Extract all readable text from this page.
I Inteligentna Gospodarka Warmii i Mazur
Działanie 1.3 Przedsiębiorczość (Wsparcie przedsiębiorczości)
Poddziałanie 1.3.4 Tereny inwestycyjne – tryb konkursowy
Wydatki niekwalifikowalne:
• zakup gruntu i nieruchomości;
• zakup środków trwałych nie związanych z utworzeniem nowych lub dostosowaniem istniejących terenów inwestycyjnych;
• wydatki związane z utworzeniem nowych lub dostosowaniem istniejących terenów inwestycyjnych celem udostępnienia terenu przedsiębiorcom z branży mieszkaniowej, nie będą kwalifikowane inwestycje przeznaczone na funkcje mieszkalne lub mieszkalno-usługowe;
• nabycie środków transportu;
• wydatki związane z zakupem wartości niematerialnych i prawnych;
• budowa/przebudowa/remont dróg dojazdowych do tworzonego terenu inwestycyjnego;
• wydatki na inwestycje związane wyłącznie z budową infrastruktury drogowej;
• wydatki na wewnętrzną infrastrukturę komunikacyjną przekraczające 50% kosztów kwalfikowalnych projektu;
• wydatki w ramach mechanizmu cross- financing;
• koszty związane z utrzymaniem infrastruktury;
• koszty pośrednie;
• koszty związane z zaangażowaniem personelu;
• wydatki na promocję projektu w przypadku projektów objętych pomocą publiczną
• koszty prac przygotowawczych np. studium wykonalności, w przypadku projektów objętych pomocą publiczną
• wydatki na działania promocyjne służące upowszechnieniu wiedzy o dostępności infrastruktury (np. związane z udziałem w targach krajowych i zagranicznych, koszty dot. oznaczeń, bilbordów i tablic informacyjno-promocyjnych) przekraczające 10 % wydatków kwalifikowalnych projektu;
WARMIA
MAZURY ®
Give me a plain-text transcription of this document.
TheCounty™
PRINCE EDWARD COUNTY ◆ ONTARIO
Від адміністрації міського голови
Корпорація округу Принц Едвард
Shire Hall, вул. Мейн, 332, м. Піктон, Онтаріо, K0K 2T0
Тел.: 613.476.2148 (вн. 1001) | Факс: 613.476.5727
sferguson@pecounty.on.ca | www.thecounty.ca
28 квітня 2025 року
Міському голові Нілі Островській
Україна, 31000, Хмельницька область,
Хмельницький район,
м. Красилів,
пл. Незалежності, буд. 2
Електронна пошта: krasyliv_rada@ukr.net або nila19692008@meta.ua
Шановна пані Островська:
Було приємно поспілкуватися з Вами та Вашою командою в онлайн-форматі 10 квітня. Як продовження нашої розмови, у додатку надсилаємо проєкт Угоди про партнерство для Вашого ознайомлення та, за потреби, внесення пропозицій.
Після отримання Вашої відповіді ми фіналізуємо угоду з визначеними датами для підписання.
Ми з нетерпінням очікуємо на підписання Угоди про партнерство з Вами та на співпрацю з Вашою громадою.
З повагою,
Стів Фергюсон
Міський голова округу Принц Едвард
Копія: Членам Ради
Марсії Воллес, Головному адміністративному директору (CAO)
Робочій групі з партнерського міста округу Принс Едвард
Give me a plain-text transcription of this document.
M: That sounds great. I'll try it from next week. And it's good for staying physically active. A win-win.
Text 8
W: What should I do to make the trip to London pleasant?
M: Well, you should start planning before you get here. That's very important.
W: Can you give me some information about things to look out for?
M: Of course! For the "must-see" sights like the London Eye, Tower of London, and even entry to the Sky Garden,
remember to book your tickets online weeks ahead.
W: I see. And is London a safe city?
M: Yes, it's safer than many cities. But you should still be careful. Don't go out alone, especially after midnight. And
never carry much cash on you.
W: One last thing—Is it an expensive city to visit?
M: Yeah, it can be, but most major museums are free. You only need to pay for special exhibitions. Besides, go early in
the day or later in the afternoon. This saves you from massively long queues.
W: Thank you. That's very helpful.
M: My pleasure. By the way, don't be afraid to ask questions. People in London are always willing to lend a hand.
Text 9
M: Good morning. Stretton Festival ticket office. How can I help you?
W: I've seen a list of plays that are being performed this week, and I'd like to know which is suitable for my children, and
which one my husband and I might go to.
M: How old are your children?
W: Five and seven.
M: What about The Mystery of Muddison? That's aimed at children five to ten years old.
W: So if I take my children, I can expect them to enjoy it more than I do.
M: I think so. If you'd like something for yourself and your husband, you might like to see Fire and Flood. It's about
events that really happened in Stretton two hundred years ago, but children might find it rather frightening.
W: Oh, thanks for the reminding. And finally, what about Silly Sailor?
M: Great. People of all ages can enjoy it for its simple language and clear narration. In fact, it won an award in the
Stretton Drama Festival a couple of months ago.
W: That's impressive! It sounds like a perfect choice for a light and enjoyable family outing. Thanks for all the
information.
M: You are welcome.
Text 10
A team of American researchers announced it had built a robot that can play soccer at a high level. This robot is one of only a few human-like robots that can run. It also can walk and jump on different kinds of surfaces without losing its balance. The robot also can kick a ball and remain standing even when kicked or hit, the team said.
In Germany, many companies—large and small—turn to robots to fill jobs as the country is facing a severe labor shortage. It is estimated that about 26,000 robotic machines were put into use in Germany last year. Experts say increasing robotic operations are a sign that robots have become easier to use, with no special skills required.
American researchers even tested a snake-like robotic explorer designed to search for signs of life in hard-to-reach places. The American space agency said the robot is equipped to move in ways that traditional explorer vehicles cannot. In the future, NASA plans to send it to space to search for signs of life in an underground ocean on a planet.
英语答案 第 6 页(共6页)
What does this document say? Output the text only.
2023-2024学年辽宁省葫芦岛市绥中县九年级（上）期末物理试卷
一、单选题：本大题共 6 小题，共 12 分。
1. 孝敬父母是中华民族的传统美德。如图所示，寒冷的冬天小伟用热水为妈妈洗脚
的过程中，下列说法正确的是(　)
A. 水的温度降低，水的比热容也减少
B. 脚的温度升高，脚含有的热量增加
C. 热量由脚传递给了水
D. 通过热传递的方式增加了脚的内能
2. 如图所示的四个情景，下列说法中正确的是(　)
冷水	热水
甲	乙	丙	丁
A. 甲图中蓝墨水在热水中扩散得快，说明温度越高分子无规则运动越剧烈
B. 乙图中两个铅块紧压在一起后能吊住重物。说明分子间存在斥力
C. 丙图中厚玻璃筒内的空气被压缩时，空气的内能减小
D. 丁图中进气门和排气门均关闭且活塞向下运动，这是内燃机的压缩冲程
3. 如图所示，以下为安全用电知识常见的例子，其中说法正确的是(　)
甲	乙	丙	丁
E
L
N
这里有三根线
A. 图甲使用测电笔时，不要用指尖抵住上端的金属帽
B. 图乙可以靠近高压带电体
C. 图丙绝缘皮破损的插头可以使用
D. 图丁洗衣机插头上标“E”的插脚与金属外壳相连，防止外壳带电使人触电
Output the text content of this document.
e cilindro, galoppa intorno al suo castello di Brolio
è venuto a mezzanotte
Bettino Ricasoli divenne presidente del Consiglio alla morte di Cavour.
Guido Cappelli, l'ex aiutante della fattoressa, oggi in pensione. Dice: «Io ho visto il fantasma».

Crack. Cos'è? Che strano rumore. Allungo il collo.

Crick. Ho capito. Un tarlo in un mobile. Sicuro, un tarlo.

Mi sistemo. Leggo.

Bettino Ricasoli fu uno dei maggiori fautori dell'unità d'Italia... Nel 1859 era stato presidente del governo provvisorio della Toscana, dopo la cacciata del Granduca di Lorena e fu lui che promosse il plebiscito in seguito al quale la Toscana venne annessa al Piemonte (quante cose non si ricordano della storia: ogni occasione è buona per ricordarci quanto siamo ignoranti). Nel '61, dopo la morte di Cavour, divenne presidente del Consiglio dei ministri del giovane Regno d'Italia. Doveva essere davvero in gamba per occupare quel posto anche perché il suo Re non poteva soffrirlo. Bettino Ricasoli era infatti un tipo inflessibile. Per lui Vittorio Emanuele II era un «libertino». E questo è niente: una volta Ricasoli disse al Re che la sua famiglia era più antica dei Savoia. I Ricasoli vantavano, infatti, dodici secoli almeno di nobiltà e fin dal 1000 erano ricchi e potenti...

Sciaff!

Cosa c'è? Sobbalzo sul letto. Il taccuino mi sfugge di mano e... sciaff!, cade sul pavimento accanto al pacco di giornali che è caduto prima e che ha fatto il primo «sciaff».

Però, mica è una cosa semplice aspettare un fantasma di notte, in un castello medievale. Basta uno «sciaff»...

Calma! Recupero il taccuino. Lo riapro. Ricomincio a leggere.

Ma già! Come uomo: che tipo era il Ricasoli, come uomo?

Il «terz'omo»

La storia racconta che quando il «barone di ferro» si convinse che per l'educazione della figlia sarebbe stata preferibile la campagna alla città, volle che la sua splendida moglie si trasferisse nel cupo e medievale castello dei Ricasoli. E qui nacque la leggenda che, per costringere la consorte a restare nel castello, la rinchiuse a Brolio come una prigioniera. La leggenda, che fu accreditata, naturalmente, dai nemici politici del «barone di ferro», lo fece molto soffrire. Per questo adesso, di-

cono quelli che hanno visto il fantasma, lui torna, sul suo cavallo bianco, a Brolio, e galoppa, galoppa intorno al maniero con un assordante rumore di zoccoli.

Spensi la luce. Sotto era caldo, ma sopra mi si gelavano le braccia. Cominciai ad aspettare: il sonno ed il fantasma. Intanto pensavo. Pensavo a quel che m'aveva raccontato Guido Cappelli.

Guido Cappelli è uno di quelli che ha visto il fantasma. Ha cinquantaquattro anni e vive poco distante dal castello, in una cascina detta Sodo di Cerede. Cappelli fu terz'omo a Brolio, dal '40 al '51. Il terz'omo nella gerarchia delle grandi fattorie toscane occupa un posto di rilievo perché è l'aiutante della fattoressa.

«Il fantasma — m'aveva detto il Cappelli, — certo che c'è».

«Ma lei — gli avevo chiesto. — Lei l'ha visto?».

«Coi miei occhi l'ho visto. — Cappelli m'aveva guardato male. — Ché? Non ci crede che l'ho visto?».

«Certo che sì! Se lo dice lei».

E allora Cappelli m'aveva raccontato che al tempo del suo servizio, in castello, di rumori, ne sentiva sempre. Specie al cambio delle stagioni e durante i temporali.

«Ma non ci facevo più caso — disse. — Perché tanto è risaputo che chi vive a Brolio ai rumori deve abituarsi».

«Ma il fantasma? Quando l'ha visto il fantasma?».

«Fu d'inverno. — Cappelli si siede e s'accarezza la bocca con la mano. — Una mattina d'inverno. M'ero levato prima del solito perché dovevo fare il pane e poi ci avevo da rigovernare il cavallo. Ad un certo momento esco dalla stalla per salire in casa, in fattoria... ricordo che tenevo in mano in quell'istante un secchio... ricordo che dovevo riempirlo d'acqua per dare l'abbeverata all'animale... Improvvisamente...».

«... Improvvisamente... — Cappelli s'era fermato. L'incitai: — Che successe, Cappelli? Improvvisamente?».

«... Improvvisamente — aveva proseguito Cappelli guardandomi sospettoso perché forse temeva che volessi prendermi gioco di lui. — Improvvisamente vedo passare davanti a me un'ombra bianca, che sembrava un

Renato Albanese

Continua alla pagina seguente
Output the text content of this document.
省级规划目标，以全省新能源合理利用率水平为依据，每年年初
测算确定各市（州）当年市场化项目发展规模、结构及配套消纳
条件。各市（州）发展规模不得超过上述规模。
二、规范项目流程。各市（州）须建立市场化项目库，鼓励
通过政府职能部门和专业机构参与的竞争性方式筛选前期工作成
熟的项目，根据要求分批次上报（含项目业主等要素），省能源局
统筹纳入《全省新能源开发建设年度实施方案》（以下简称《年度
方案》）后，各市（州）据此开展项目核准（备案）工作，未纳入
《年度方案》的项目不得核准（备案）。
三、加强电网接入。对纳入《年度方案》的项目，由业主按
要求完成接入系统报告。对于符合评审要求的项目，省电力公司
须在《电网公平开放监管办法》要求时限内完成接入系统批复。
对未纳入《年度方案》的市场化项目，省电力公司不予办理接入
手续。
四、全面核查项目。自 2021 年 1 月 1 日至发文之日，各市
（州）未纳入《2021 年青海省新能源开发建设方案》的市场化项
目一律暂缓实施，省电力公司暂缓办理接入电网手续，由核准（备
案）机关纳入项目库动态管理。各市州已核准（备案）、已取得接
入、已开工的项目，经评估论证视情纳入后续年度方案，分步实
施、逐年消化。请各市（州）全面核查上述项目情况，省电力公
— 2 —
####
Task to carry out >>
Find every line that has "might" in it, then return those lines.

Result >>
which one my husband and I might go to.
M: I think so. If you'd like something for yourself and your husband, you might like to see Fire and Flood. It's about
events that really happened in Stretton two hundred years ago, but children might find it rather frightening.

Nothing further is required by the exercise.